[START Entries supplied]

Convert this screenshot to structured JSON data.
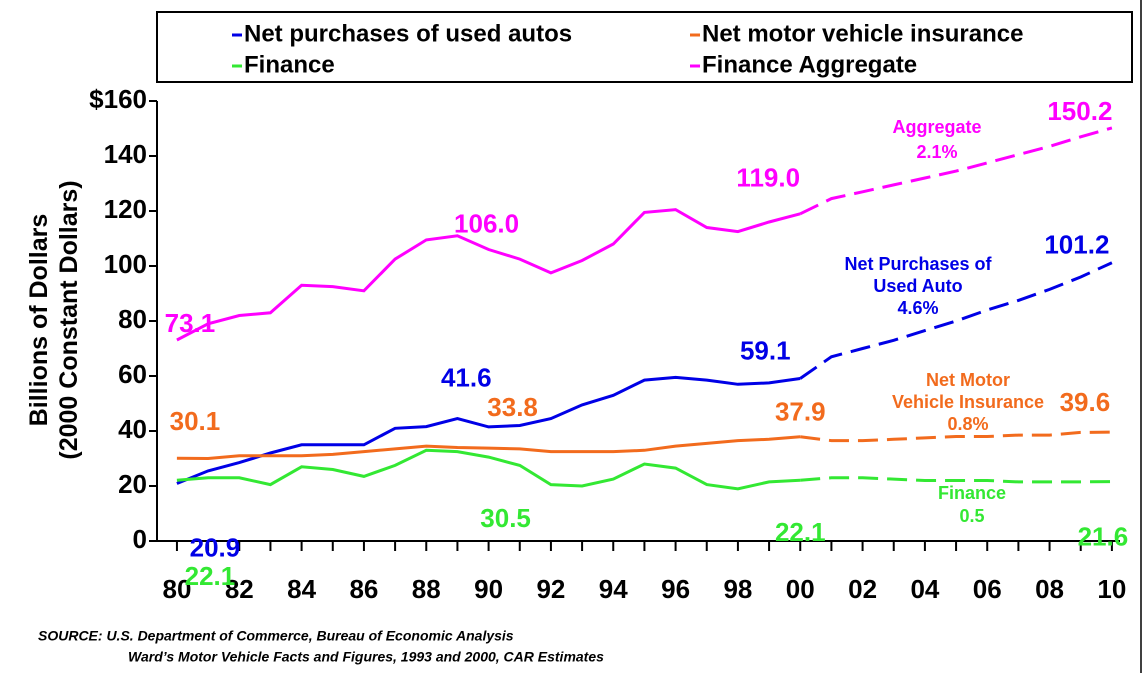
{
  "chart_data": {
    "type": "line",
    "x": [
      1980,
      1981,
      1982,
      1983,
      1984,
      1985,
      1986,
      1987,
      1988,
      1989,
      1990,
      1991,
      1992,
      1993,
      1994,
      1995,
      1996,
      1997,
      1998,
      1999,
      2000,
      2001,
      2002,
      2003,
      2004,
      2005,
      2006,
      2007,
      2008,
      2009,
      2010
    ],
    "projection_from": 2000,
    "xlim": [
      1979.36,
      2010.26
    ],
    "xticks": [
      {
        "value": 1980,
        "label": "80"
      },
      {
        "value": 1982,
        "label": "82"
      },
      {
        "value": 1984,
        "label": "84"
      },
      {
        "value": 1986,
        "label": "86"
      },
      {
        "value": 1988,
        "label": "88"
      },
      {
        "value": 1990,
        "label": "90"
      },
      {
        "value": 1992,
        "label": "92"
      },
      {
        "value": 1994,
        "label": "94"
      },
      {
        "value": 1996,
        "label": "96"
      },
      {
        "value": 1998,
        "label": "98"
      },
      {
        "value": 2000,
        "label": "00"
      },
      {
        "value": 2002,
        "label": "02"
      },
      {
        "value": 2004,
        "label": "04"
      },
      {
        "value": 2006,
        "label": "06"
      },
      {
        "value": 2008,
        "label": "08"
      },
      {
        "value": 2010,
        "label": "10"
      }
    ],
    "xticks_minor": [
      1981,
      1983,
      1985,
      1987,
      1989,
      1991,
      1993,
      1995,
      1997,
      1999,
      2001,
      2003,
      2005,
      2007,
      2009
    ],
    "ylim": [
      0,
      160
    ],
    "yticks": [
      0,
      20,
      40,
      60,
      80,
      100,
      120,
      140,
      {
        "value": 160,
        "label": "$160"
      }
    ],
    "ylabel": [
      "Billions of Dollars",
      "(2000 Constant Dollars)"
    ],
    "series": [
      {
        "name": "Net purchases of used autos",
        "color": "#0000e6",
        "values": [
          20.9,
          25.5,
          28.5,
          32,
          35,
          35,
          35,
          41,
          41.6,
          44.5,
          41.5,
          42,
          44.5,
          49.5,
          53,
          58.5,
          59.5,
          58.5,
          57,
          57.5,
          59.1,
          67,
          70,
          73,
          76.5,
          80,
          84,
          87.5,
          91.5,
          96,
          101.2
        ],
        "value_labels": [
          "20.9",
          null,
          null,
          null,
          null,
          null,
          null,
          null,
          "41.6",
          null,
          null,
          null,
          null,
          null,
          null,
          null,
          null,
          null,
          null,
          null,
          "59.1",
          null,
          null,
          null,
          null,
          null,
          null,
          null,
          null,
          null,
          "101.2"
        ]
      },
      {
        "name": "Net motor vehicle insurance",
        "color": "#f26b1d",
        "values": [
          30.1,
          30,
          31,
          31,
          31,
          31.5,
          32.5,
          33.5,
          34.5,
          34,
          33.8,
          33.5,
          32.5,
          32.5,
          32.5,
          33,
          34.5,
          35.5,
          36.5,
          37,
          37.9,
          36.5,
          36.5,
          37,
          37.5,
          38,
          38,
          38.5,
          38.5,
          39.5,
          39.6
        ],
        "value_labels": [
          "30.1",
          null,
          null,
          null,
          null,
          null,
          null,
          null,
          null,
          null,
          "33.8",
          null,
          null,
          null,
          null,
          null,
          null,
          null,
          null,
          null,
          "37.9",
          null,
          null,
          null,
          null,
          null,
          null,
          null,
          null,
          null,
          "39.6"
        ]
      },
      {
        "name": "Finance",
        "color": "#33e833",
        "values": [
          22.1,
          23,
          23,
          20.5,
          27,
          26,
          23.5,
          27.5,
          33,
          32.5,
          30.5,
          27.5,
          20.5,
          20,
          22.5,
          28,
          26.5,
          20.5,
          19,
          21.5,
          22.1,
          23,
          23,
          22.5,
          22,
          22,
          22,
          21.5,
          21.5,
          21.5,
          21.6
        ],
        "value_labels": [
          "22.1",
          null,
          null,
          null,
          null,
          null,
          null,
          null,
          null,
          null,
          "30.5",
          null,
          null,
          null,
          null,
          null,
          null,
          null,
          null,
          null,
          "22.1",
          null,
          null,
          null,
          null,
          null,
          null,
          null,
          null,
          null,
          "21.6"
        ]
      },
      {
        "name": "Finance Aggregate",
        "color": "#ff00ff",
        "values": [
          73.1,
          79,
          82,
          83,
          93,
          92.5,
          91,
          102.5,
          109.5,
          111,
          106,
          102.5,
          97.5,
          102,
          108,
          119.5,
          120.5,
          114,
          112.5,
          116,
          119,
          124.5,
          127,
          129.5,
          132,
          134.5,
          137.5,
          140.5,
          143.5,
          147,
          150.2
        ],
        "value_labels": [
          "73.1",
          null,
          null,
          null,
          null,
          null,
          null,
          null,
          null,
          null,
          "106.0",
          null,
          null,
          null,
          null,
          null,
          null,
          null,
          null,
          null,
          "119.0",
          null,
          null,
          null,
          null,
          null,
          null,
          null,
          null,
          null,
          "150.2"
        ]
      }
    ],
    "annotations": [
      {
        "series": 3,
        "lines": [
          "Aggregate",
          "2.1%"
        ]
      },
      {
        "series": 0,
        "lines": [
          "Net Purchases of",
          "Used Auto",
          "4.6%"
        ]
      },
      {
        "series": 1,
        "lines": [
          "Net Motor",
          "Vehicle Insurance",
          "0.8%"
        ]
      },
      {
        "series": 2,
        "lines": [
          "Finance",
          "0.5"
        ]
      }
    ],
    "source": [
      "SOURCE:  U.S. Department of Commerce, Bureau of Economic Analysis",
      "Ward’s Motor Vehicle Facts and Figures, 1993 and 2000, CAR Estimates"
    ]
  }
}
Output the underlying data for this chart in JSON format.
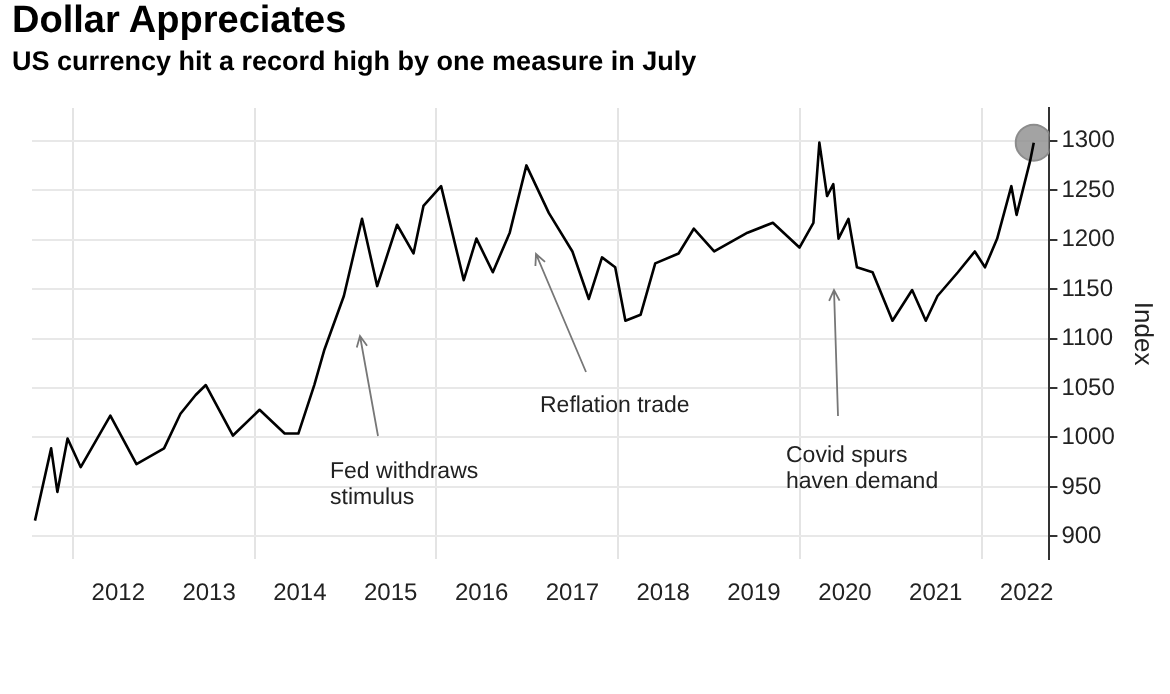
{
  "chart_data": {
    "type": "line",
    "title": "Dollar Appreciates",
    "subtitle": "US currency hit a record high by one measure in July",
    "ylabel": "Index",
    "xlim": [
      "2011-07-20",
      "2022-10-01"
    ],
    "xticks": [
      {
        "value": "2012-01-01",
        "label": null
      },
      {
        "value": "2012-07-01",
        "label": "2012"
      },
      {
        "value": "2013-07-01",
        "label": "2013"
      },
      {
        "value": "2014-01-01",
        "label": null
      },
      {
        "value": "2014-07-01",
        "label": "2014"
      },
      {
        "value": "2015-07-01",
        "label": "2015"
      },
      {
        "value": "2016-01-01",
        "label": null
      },
      {
        "value": "2016-07-01",
        "label": "2016"
      },
      {
        "value": "2017-07-01",
        "label": "2017"
      },
      {
        "value": "2018-01-01",
        "label": null
      },
      {
        "value": "2018-07-01",
        "label": "2018"
      },
      {
        "value": "2019-07-01",
        "label": "2019"
      },
      {
        "value": "2020-01-01",
        "label": null
      },
      {
        "value": "2020-07-01",
        "label": "2020"
      },
      {
        "value": "2021-07-01",
        "label": "2021"
      },
      {
        "value": "2022-01-01",
        "label": null
      },
      {
        "value": "2022-07-01",
        "label": "2022"
      }
    ],
    "ylim": [
      877,
      1333
    ],
    "yticks": [
      900,
      950,
      1000,
      1050,
      1100,
      1150,
      1200,
      1250,
      1300
    ],
    "grid": true,
    "legend": false,
    "marker": "none",
    "line_style": "solid",
    "series": [
      {
        "color": "#000000",
        "x": [
          "2011-08-01",
          "2011-10-05",
          "2011-10-30",
          "2011-12-10",
          "2012-02-01",
          "2012-05-30",
          "2012-09-12",
          "2013-01-01",
          "2013-03-08",
          "2013-05-08",
          "2013-06-18",
          "2013-10-05",
          "2014-01-20",
          "2014-05-01",
          "2014-06-25",
          "2014-08-28",
          "2014-10-08",
          "2014-12-25",
          "2015-03-08",
          "2015-05-08",
          "2015-07-27",
          "2015-10-01",
          "2015-11-10",
          "2016-01-20",
          "2016-04-20",
          "2016-06-10",
          "2016-08-15",
          "2016-10-22",
          "2016-12-28",
          "2017-03-28",
          "2017-07-01",
          "2017-09-05",
          "2017-10-28",
          "2017-12-20",
          "2018-01-30",
          "2018-04-01",
          "2018-05-30",
          "2018-09-01",
          "2018-11-01",
          "2019-01-22",
          "2019-06-05",
          "2019-09-15",
          "2019-12-31",
          "2020-02-25",
          "2020-03-20",
          "2020-04-20",
          "2020-05-15",
          "2020-06-05",
          "2020-07-15",
          "2020-08-18",
          "2020-10-20",
          "2021-01-08",
          "2021-03-28",
          "2021-05-22",
          "2021-07-08",
          "2021-09-28",
          "2021-12-05",
          "2022-01-15",
          "2022-03-05",
          "2022-05-01",
          "2022-05-22",
          "2022-07-15",
          "2022-07-30"
        ],
        "values": [
          916,
          989,
          945,
          999,
          970,
          1022,
          973,
          989,
          1024,
          1043,
          1053,
          1002,
          1028,
          1004,
          1004,
          1053,
          1089,
          1143,
          1221,
          1153,
          1215,
          1186,
          1234,
          1254,
          1159,
          1201,
          1167,
          1207,
          1275,
          1227,
          1188,
          1140,
          1182,
          1172,
          1118,
          1124,
          1176,
          1186,
          1211,
          1188,
          1207,
          1217,
          1192,
          1217,
          1298,
          1244,
          1256,
          1201,
          1221,
          1172,
          1167,
          1118,
          1149,
          1118,
          1143,
          1167,
          1188,
          1172,
          1201,
          1254,
          1225,
          1279,
          1298
        ]
      },
      {
        "type": "scatter",
        "marker": "circle",
        "color": "#8c8c8c",
        "x": [
          "2022-07-30"
        ],
        "values": [
          1298
        ]
      }
    ],
    "annotations": [
      "Fed withdraws stimulus",
      "Reflation trade",
      "Covid spurs haven demand"
    ]
  }
}
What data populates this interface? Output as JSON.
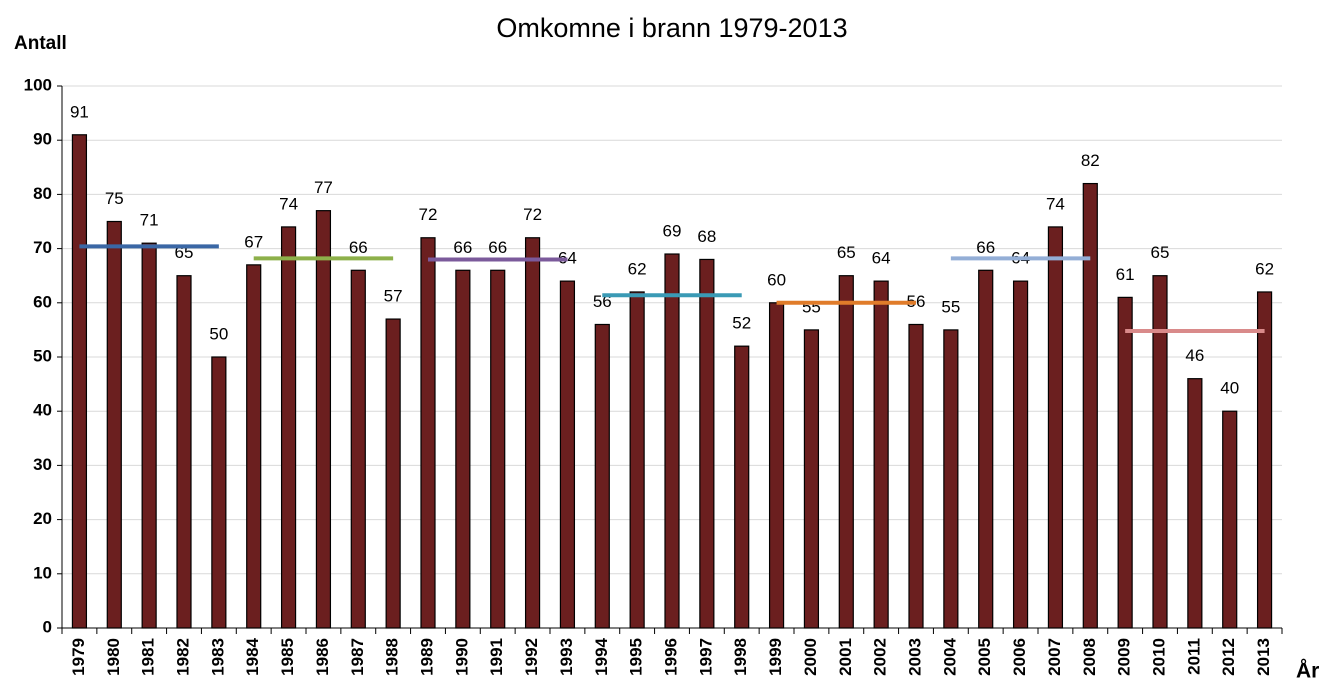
{
  "chart_data": {
    "type": "bar",
    "title": "Omkomne i brann 1979-2013",
    "y_label": "Antall",
    "x_label": "År",
    "categories": [
      "1979",
      "1980",
      "1981",
      "1982",
      "1983",
      "1984",
      "1985",
      "1986",
      "1987",
      "1988",
      "1989",
      "1990",
      "1991",
      "1992",
      "1993",
      "1994",
      "1995",
      "1996",
      "1997",
      "1998",
      "1999",
      "2000",
      "2001",
      "2002",
      "2003",
      "2004",
      "2005",
      "2006",
      "2007",
      "2008",
      "2009",
      "2010",
      "2011",
      "2012",
      "2013"
    ],
    "values": [
      91,
      75,
      71,
      65,
      50,
      67,
      74,
      77,
      66,
      57,
      72,
      66,
      66,
      72,
      64,
      56,
      62,
      69,
      68,
      52,
      60,
      55,
      65,
      64,
      56,
      55,
      66,
      64,
      74,
      82,
      61,
      65,
      46,
      40,
      62
    ],
    "color": "#6b1f1f",
    "ylim": [
      0,
      100
    ],
    "yticks": [
      0,
      10,
      20,
      30,
      40,
      50,
      60,
      70,
      80,
      90,
      100
    ],
    "grid": true,
    "averages": [
      {
        "from": "1979",
        "to": "1983",
        "value": 70.4,
        "color": "#3a67a5"
      },
      {
        "from": "1984",
        "to": "1988",
        "value": 68.2,
        "color": "#8db04a"
      },
      {
        "from": "1989",
        "to": "1993",
        "value": 68,
        "color": "#7b5a9b"
      },
      {
        "from": "1994",
        "to": "1998",
        "value": 61.4,
        "color": "#3a9ab5"
      },
      {
        "from": "1999",
        "to": "2003",
        "value": 60,
        "color": "#e07c2a"
      },
      {
        "from": "2004",
        "to": "2008",
        "value": 68.2,
        "color": "#93aed6"
      },
      {
        "from": "2009",
        "to": "2013",
        "value": 54.8,
        "color": "#d98a8a"
      }
    ]
  }
}
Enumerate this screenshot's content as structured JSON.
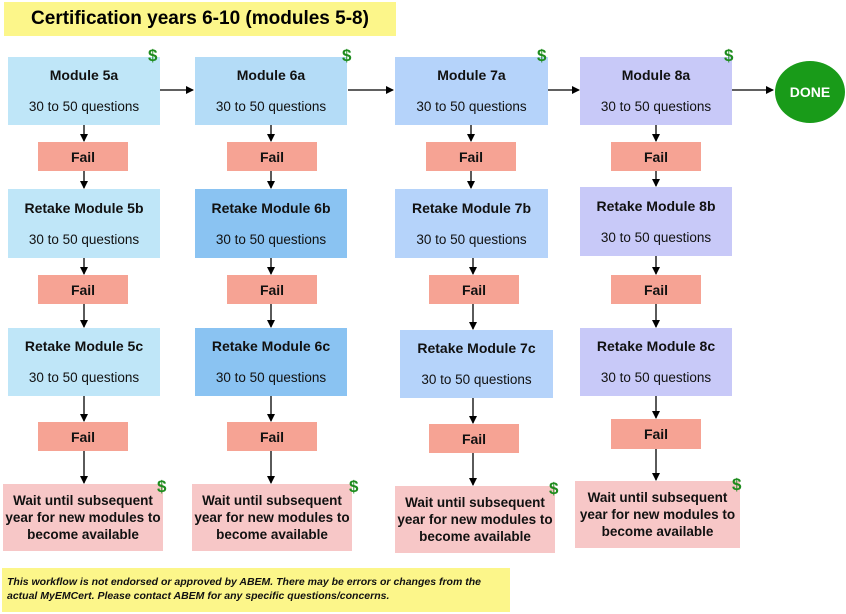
{
  "title": "Certification years 6-10 (modules 5-8)",
  "columns": [
    {
      "color_1": "#bfe6f8",
      "color_2": "#bfe6f8",
      "color_3": "#bfe6f8",
      "m1": "Module 5a",
      "m2": "Retake Module 5b",
      "m3": "Retake Module 5c"
    },
    {
      "color_1": "#b4dcf7",
      "color_2": "#8ac3f2",
      "color_3": "#8ac3f2",
      "m1": "Module 6a",
      "m2": "Retake Module 6b",
      "m3": "Retake Module 6c"
    },
    {
      "color_1": "#b5d3fa",
      "color_2": "#b5d3fa",
      "color_3": "#b5d3fa",
      "m1": "Module 7a",
      "m2": "Retake Module 7b",
      "m3": "Retake Module 7c"
    },
    {
      "color_1": "#c8c9f8",
      "color_2": "#c8c9f8",
      "color_3": "#c8c9f8",
      "m1": "Module 8a",
      "m2": "Retake Module 8b",
      "m3": "Retake Module 8c"
    }
  ],
  "questions_label": "30 to 50 questions",
  "fail_label": "Fail",
  "wait_text": "Wait until subsequent year for new modules to become available",
  "dollar_symbol": "$",
  "done_label": "DONE",
  "done_color": "#199b19",
  "fail_color": "#f6a394",
  "wait_color": "#f7c7c7",
  "dollar_color": "#1e8c1e",
  "disclaimer": "This workflow is not endorsed or approved by ABEM. There may be errors or changes from the actual MyEMCert. Please contact ABEM for any specific questions/concerns."
}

[END Entries supplied]

Identify the lines in the records above that contain the word "Output", then state how many there are and nothing more.

Full solution
2